[Items from a data source]
○ ○ ○

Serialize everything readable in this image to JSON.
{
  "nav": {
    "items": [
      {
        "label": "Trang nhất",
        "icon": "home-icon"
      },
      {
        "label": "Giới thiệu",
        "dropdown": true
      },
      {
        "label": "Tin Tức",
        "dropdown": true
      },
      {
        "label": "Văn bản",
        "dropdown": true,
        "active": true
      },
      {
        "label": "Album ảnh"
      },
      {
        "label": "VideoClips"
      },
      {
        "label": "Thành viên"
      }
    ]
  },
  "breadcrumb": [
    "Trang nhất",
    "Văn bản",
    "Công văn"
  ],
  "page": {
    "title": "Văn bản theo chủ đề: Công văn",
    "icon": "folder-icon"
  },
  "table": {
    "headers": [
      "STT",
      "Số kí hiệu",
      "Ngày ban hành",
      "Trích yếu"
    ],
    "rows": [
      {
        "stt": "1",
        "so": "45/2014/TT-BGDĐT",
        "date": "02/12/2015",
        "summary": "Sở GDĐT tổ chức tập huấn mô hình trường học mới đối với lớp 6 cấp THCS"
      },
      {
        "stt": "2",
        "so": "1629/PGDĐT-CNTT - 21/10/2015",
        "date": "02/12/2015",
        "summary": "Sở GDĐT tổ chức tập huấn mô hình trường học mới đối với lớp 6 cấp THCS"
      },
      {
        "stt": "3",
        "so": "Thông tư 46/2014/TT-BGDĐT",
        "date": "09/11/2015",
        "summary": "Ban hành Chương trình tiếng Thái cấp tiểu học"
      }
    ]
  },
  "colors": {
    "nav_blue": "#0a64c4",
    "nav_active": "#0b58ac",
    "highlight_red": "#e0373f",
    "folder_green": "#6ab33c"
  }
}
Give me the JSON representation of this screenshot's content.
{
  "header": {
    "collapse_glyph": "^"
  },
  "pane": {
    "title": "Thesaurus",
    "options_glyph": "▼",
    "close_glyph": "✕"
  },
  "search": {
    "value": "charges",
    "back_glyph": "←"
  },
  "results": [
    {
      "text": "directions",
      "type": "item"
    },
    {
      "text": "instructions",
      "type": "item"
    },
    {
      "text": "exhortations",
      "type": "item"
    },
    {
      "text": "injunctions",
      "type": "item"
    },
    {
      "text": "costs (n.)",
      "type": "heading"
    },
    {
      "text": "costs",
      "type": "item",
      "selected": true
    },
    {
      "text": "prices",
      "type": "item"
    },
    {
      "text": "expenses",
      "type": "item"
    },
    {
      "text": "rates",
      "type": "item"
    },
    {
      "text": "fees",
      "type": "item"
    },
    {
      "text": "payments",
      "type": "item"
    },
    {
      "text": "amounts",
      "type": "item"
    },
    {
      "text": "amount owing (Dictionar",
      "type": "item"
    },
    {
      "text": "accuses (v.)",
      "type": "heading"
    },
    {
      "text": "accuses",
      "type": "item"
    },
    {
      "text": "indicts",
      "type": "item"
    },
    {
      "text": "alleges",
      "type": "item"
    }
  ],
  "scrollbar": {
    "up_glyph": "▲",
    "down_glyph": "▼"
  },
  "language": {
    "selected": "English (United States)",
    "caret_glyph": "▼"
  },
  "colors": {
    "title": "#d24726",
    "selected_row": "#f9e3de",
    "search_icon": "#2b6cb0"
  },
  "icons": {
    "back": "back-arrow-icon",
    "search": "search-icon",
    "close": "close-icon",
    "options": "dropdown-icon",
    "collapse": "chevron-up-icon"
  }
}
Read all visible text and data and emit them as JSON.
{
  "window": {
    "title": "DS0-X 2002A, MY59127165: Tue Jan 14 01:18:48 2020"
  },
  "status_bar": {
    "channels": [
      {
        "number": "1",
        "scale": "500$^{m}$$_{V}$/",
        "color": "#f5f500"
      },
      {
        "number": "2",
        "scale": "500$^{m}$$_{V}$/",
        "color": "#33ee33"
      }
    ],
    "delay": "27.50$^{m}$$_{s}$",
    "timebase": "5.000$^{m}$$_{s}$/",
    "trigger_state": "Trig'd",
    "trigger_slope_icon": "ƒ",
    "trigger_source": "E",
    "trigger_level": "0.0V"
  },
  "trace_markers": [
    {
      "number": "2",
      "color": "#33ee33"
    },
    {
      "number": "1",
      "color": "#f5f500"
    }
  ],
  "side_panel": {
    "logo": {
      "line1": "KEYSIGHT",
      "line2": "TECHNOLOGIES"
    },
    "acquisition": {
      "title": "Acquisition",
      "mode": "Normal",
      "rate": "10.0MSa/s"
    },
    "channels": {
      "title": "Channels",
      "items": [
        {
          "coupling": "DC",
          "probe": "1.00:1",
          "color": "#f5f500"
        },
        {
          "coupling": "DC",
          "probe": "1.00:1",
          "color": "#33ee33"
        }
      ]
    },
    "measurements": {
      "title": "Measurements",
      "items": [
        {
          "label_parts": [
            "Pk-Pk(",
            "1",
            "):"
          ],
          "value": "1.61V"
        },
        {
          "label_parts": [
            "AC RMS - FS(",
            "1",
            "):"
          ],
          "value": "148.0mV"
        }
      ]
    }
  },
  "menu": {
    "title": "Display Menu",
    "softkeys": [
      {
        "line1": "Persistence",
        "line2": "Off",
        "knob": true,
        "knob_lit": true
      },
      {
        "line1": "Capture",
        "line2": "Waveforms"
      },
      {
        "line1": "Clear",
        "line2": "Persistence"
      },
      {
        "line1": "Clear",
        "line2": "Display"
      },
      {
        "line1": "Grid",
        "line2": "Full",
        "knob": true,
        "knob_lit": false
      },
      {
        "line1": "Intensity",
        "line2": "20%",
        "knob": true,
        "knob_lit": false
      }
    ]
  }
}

○ ○ ○

* **Given problem**
Your task is to transcribe the listing above in full, exactly as given.

* **Solution to this exercise**
Serialize everything readable in this image to JSON.
{
  "nav": {
    "items": [
      {
        "label": "Trang nhất",
        "icon": "home-icon"
      },
      {
        "label": "Giới thiệu",
        "dropdown": true
      },
      {
        "label": "Tin Tức",
        "dropdown": true
      },
      {
        "label": "Văn bản",
        "dropdown": true,
        "active": true
      },
      {
        "label": "Album ảnh"
      },
      {
        "label": "VideoClips"
      },
      {
        "label": "Thành viên"
      }
    ]
  },
  "breadcrumb": [
    "Trang nhất",
    "Văn bản",
    "Công văn"
  ],
  "page": {
    "title": "Văn bản theo chủ đề: Công văn",
    "icon": "folder-icon"
  },
  "table": {
    "headers": [
      "STT",
      "Số kí hiệu",
      "Ngày ban hành",
      "Trích yếu"
    ],
    "rows": [
      {
        "stt": "1",
        "so": "45/2014/TT-BGDĐT",
        "date": "02/12/2015",
        "summary": "Sở GDĐT tổ chức tập huấn mô hình trường học mới đối với lớp 6 cấp THCS"
      },
      {
        "stt": "2",
        "so": "1629/PGDĐT-CNTT - 21/10/2015",
        "date": "02/12/2015",
        "summary": "Sở GDĐT tổ chức tập huấn mô hình trường học mới đối với lớp 6 cấp THCS"
      },
      {
        "stt": "3",
        "so": "Thông tư 46/2014/TT-BGDĐT",
        "date": "09/11/2015",
        "summary": "Ban hành Chương trình tiếng Thái cấp tiểu học"
      }
    ]
  },
  "colors": {
    "nav_blue": "#0a64c4",
    "nav_active": "#0b58ac",
    "highlight_red": "#e0373f",
    "folder_green": "#6ab33c"
  }
}
Give me the JSON representation of this screenshot's content.
{
  "header": {
    "collapse_glyph": "^"
  },
  "pane": {
    "title": "Thesaurus",
    "options_glyph": "▼",
    "close_glyph": "✕"
  },
  "search": {
    "value": "charges",
    "back_glyph": "←"
  },
  "results": [
    {
      "text": "directions",
      "type": "item"
    },
    {
      "text": "instructions",
      "type": "item"
    },
    {
      "text": "exhortations",
      "type": "item"
    },
    {
      "text": "injunctions",
      "type": "item"
    },
    {
      "text": "costs (n.)",
      "type": "heading"
    },
    {
      "text": "costs",
      "type": "item",
      "selected": true
    },
    {
      "text": "prices",
      "type": "item"
    },
    {
      "text": "expenses",
      "type": "item"
    },
    {
      "text": "rates",
      "type": "item"
    },
    {
      "text": "fees",
      "type": "item"
    },
    {
      "text": "payments",
      "type": "item"
    },
    {
      "text": "amounts",
      "type": "item"
    },
    {
      "text": "amount owing (Dictionar",
      "type": "item"
    },
    {
      "text": "accuses (v.)",
      "type": "heading"
    },
    {
      "text": "accuses",
      "type": "item"
    },
    {
      "text": "indicts",
      "type": "item"
    },
    {
      "text": "alleges",
      "type": "item"
    }
  ],
  "scrollbar": {
    "up_glyph": "▲",
    "down_glyph": "▼"
  },
  "language": {
    "selected": "English (United States)",
    "caret_glyph": "▼"
  },
  "colors": {
    "title": "#d24726",
    "selected_row": "#f9e3de",
    "search_icon": "#2b6cb0"
  },
  "icons": {
    "back": "back-arrow-icon",
    "search": "search-icon",
    "close": "close-icon",
    "options": "dropdown-icon",
    "collapse": "chevron-up-icon"
  }
}
Read all visible text and data and emit them as JSON.
{
  "window": {
    "title": "DS0-X 2002A, MY59127165: Tue Jan 14 01:18:48 2020"
  },
  "status_bar": {
    "channels": [
      {
        "number": "1",
        "scale": "500$^{m}$$_{V}$/",
        "color": "#f5f500"
      },
      {
        "number": "2",
        "scale": "500$^{m}$$_{V}$/",
        "color": "#33ee33"
      }
    ],
    "delay": "27.50$^{m}$$_{s}$",
    "timebase": "5.000$^{m}$$_{s}$/",
    "trigger_state": "Trig'd",
    "trigger_slope_icon": "ƒ",
    "trigger_source": "E",
    "trigger_level": "0.0V"
  },
  "trace_markers": [
    {
      "number": "2",
      "color": "#33ee33"
    },
    {
      "number": "1",
      "color": "#f5f500"
    }
  ],
  "side_panel": {
    "logo": {
      "line1": "KEYSIGHT",
      "line2": "TECHNOLOGIES"
    },
    "acquisition": {
      "title": "Acquisition",
      "mode": "Normal",
      "rate": "10.0MSa/s"
    },
    "channels": {
      "title": "Channels",
      "items": [
        {
          "coupling": "DC",
          "probe": "1.00:1",
          "color": "#f5f500"
        },
        {
          "coupling": "DC",
          "probe": "1.00:1",
          "color": "#33ee33"
        }
      ]
    },
    "measurements": {
      "title": "Measurements",
      "items": [
        {
          "label_parts": [
            "Pk-Pk(",
            "1",
            "):"
          ],
          "value": "1.61V"
        },
        {
          "label_parts": [
            "AC RMS - FS(",
            "1",
            "):"
          ],
          "value": "148.0mV"
        }
      ]
    }
  },
  "menu": {
    "title": "Display Menu",
    "softkeys": [
      {
        "line1": "Persistence",
        "line2": "Off",
        "knob": true,
        "knob_lit": true
      },
      {
        "line1": "Capture",
        "line2": "Waveforms"
      },
      {
        "line1": "Clear",
        "line2": "Persistence"
      },
      {
        "line1": "Clear",
        "line2": "Display"
      },
      {
        "line1": "Grid",
        "line2": "Full",
        "knob": true,
        "knob_lit": false
      },
      {
        "line1": "Intensity",
        "line2": "20%",
        "knob": true,
        "knob_lit": false
      }
    ]
  }
}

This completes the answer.